Data records:
■ ■ ■

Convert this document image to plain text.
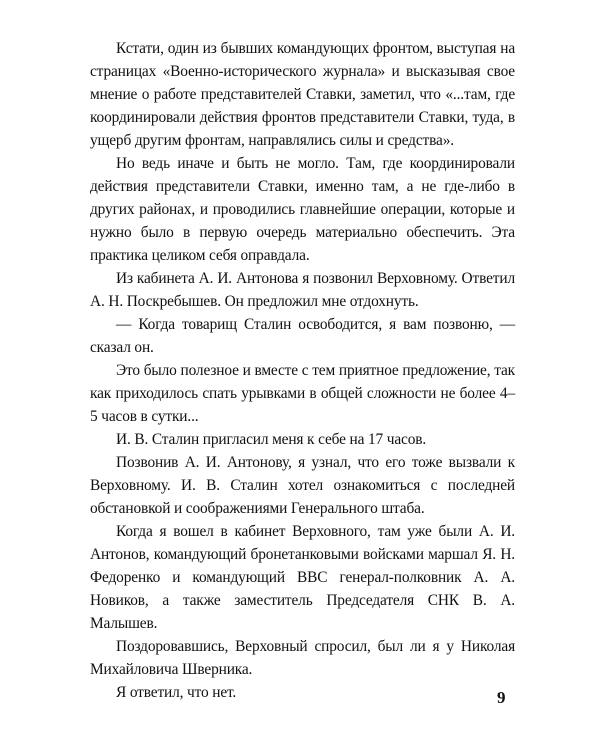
Кстати, один из бывших командующих фронтом, выступая на страницах «Военно-исторического журнала» и высказывая свое мнение о работе представителей Ставки, заметил, что «...там, где координировали действия фронтов представители Ставки, туда, в ущерб другим фронтам, направлялись силы и средства».

Но ведь иначе и быть не могло. Там, где координировали действия представители Ставки, именно там, а не где-либо в других районах, и проводились главнейшие операции, которые и нужно было в первую очередь материально обеспечить. Эта практика целиком себя оправдала.

Из кабинета А. И. Антонова я позвонил Верховному. Ответил А. Н. Поскребышев. Он предложил мне отдохнуть.

— Когда товарищ Сталин освободится, я вам позвоню, — сказал он.

Это было полезное и вместе с тем приятное предложение, так как приходилось спать урывками в общей сложности не более 4–5 часов в сутки...

И. В. Сталин пригласил меня к себе на 17 часов.

Позвонив А. И. Антонову, я узнал, что его тоже вызвали к Верховному. И. В. Сталин хотел ознакомиться с последней обстановкой и соображениями Генерального штаба.

Когда я вошел в кабинет Верховного, там уже были А. И. Антонов, командующий бронетанковыми войсками маршал Я. Н. Федоренко и командующий ВВС генерал-полковник А. А. Новиков, а также заместитель Председателя СНК В. А. Малышев.

Поздоровавшись, Верховный спросил, был ли я у Николая Михайловича Шверника.

Я ответил, что нет.	9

■ ■ ■

→ **The problem**:
Drop the pictures and reproduce the rest of the entries above exactly.

→ **Expected answer**:
Convert this document image to plain text.
Кстати, один из бывших командующих фронтом, выступая на страницах «Военно-исторического журнала» и высказывая свое мнение о работе представителей Ставки, заметил, что «...там, где координировали действия фронтов представители Ставки, туда, в ущерб другим фронтам, направлялись силы и средства».

Но ведь иначе и быть не могло. Там, где координировали действия представители Ставки, именно там, а не где-либо в других районах, и проводились главнейшие операции, которые и нужно было в первую очередь материально обеспечить. Эта практика целиком себя оправдала.

Из кабинета А. И. Антонова я позвонил Верховному. Ответил А. Н. Поскребышев. Он предложил мне отдохнуть.

— Когда товарищ Сталин освободится, я вам позвоню, — сказал он.

Это было полезное и вместе с тем приятное предложение, так как приходилось спать урывками в общей сложности не более 4–5 часов в сутки...

И. В. Сталин пригласил меня к себе на 17 часов.

Позвонив А. И. Антонову, я узнал, что его тоже вызвали к Верховному. И. В. Сталин хотел ознакомиться с последней обстановкой и соображениями Генерального штаба.

Когда я вошел в кабинет Верховного, там уже были А. И. Антонов, командующий бронетанковыми войсками маршал Я. Н. Федоренко и командующий ВВС генерал-полковник А. А. Новиков, а также заместитель Председателя СНК В. А. Малышев.

Поздоровавшись, Верховный спросил, был ли я у Николая Михайловича Шверника.

Я ответил, что нет.	9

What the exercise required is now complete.